(Problem requirements)
Output the material below in its entirety, exactly as given.

— start of Input rows —

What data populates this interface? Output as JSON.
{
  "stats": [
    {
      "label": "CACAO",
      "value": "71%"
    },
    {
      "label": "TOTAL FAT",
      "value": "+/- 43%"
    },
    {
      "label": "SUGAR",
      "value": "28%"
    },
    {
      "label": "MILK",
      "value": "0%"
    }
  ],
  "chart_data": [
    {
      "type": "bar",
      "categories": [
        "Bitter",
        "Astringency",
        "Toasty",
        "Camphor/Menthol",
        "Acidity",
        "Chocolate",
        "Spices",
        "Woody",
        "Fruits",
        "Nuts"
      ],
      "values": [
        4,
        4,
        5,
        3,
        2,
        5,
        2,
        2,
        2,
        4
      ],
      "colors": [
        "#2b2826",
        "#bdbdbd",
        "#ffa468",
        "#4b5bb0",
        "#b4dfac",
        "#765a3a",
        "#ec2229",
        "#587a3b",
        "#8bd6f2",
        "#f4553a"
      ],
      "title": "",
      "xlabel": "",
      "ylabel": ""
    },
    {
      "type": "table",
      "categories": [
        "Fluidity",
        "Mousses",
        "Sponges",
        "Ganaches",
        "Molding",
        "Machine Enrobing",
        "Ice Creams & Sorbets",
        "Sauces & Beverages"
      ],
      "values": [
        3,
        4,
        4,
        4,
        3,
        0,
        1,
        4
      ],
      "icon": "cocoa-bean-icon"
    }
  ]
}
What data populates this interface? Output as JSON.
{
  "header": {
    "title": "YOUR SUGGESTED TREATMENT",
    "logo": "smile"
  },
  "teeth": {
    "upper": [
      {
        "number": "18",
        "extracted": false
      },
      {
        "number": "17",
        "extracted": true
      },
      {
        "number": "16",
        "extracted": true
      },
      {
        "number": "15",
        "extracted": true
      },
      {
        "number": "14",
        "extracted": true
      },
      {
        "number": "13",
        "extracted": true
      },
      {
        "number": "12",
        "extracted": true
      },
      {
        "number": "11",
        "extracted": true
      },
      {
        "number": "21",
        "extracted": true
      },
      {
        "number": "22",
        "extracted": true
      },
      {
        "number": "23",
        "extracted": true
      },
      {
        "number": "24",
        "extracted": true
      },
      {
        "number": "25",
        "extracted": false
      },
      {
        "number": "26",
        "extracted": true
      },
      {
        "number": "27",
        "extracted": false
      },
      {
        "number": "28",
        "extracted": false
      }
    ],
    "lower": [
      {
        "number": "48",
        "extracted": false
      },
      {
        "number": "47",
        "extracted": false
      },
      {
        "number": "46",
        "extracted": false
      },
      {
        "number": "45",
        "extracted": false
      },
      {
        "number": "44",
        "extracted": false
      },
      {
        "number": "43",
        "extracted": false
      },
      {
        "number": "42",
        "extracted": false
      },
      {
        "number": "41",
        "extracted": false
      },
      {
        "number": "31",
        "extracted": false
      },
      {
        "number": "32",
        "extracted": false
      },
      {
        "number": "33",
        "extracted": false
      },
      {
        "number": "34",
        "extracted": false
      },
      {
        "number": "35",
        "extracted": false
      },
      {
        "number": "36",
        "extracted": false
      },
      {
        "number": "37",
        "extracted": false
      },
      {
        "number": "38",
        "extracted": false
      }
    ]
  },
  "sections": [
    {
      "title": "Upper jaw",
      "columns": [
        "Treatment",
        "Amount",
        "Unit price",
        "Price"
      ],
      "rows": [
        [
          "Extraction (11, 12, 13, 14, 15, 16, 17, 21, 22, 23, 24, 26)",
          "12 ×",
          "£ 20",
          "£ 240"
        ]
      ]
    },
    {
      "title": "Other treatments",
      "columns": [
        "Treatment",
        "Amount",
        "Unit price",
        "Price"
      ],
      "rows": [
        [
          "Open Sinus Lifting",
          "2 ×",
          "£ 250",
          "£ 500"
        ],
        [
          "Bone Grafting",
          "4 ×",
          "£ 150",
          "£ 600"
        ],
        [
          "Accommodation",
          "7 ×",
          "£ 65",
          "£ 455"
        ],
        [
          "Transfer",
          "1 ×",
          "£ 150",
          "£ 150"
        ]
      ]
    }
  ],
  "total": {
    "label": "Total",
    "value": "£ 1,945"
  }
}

— end of Input rows —

(Full answer)
What data populates this interface? Output as JSON.
{
  "stats": [
    {
      "label": "CACAO",
      "value": "71%"
    },
    {
      "label": "TOTAL FAT",
      "value": "+/- 43%"
    },
    {
      "label": "SUGAR",
      "value": "28%"
    },
    {
      "label": "MILK",
      "value": "0%"
    }
  ],
  "chart_data": [
    {
      "type": "bar",
      "categories": [
        "Bitter",
        "Astringency",
        "Toasty",
        "Camphor/Menthol",
        "Acidity",
        "Chocolate",
        "Spices",
        "Woody",
        "Fruits",
        "Nuts"
      ],
      "values": [
        4,
        4,
        5,
        3,
        2,
        5,
        2,
        2,
        2,
        4
      ],
      "colors": [
        "#2b2826",
        "#bdbdbd",
        "#ffa468",
        "#4b5bb0",
        "#b4dfac",
        "#765a3a",
        "#ec2229",
        "#587a3b",
        "#8bd6f2",
        "#f4553a"
      ],
      "title": "",
      "xlabel": "",
      "ylabel": ""
    },
    {
      "type": "table",
      "categories": [
        "Fluidity",
        "Mousses",
        "Sponges",
        "Ganaches",
        "Molding",
        "Machine Enrobing",
        "Ice Creams & Sorbets",
        "Sauces & Beverages"
      ],
      "values": [
        3,
        4,
        4,
        4,
        3,
        0,
        1,
        4
      ],
      "icon": "cocoa-bean-icon"
    }
  ]
}
What data populates this interface? Output as JSON.
{
  "header": {
    "title": "YOUR SUGGESTED TREATMENT",
    "logo": "smile"
  },
  "teeth": {
    "upper": [
      {
        "number": "18",
        "extracted": false
      },
      {
        "number": "17",
        "extracted": true
      },
      {
        "number": "16",
        "extracted": true
      },
      {
        "number": "15",
        "extracted": true
      },
      {
        "number": "14",
        "extracted": true
      },
      {
        "number": "13",
        "extracted": true
      },
      {
        "number": "12",
        "extracted": true
      },
      {
        "number": "11",
        "extracted": true
      },
      {
        "number": "21",
        "extracted": true
      },
      {
        "number": "22",
        "extracted": true
      },
      {
        "number": "23",
        "extracted": true
      },
      {
        "number": "24",
        "extracted": true
      },
      {
        "number": "25",
        "extracted": false
      },
      {
        "number": "26",
        "extracted": true
      },
      {
        "number": "27",
        "extracted": false
      },
      {
        "number": "28",
        "extracted": false
      }
    ],
    "lower": [
      {
        "number": "48",
        "extracted": false
      },
      {
        "number": "47",
        "extracted": false
      },
      {
        "number": "46",
        "extracted": false
      },
      {
        "number": "45",
        "extracted": false
      },
      {
        "number": "44",
        "extracted": false
      },
      {
        "number": "43",
        "extracted": false
      },
      {
        "number": "42",
        "extracted": false
      },
      {
        "number": "41",
        "extracted": false
      },
      {
        "number": "31",
        "extracted": false
      },
      {
        "number": "32",
        "extracted": false
      },
      {
        "number": "33",
        "extracted": false
      },
      {
        "number": "34",
        "extracted": false
      },
      {
        "number": "35",
        "extracted": false
      },
      {
        "number": "36",
        "extracted": false
      },
      {
        "number": "37",
        "extracted": false
      },
      {
        "number": "38",
        "extracted": false
      }
    ]
  },
  "sections": [
    {
      "title": "Upper jaw",
      "columns": [
        "Treatment",
        "Amount",
        "Unit price",
        "Price"
      ],
      "rows": [
        [
          "Extraction (11, 12, 13, 14, 15, 16, 17, 21, 22, 23, 24, 26)",
          "12 ×",
          "£ 20",
          "£ 240"
        ]
      ]
    },
    {
      "title": "Other treatments",
      "columns": [
        "Treatment",
        "Amount",
        "Unit price",
        "Price"
      ],
      "rows": [
        [
          "Open Sinus Lifting",
          "2 ×",
          "£ 250",
          "£ 500"
        ],
        [
          "Bone Grafting",
          "4 ×",
          "£ 150",
          "£ 600"
        ],
        [
          "Accommodation",
          "7 ×",
          "£ 65",
          "£ 455"
        ],
        [
          "Transfer",
          "1 ×",
          "£ 150",
          "£ 150"
        ]
      ]
    }
  ],
  "total": {
    "label": "Total",
    "value": "£ 1,945"
  }
}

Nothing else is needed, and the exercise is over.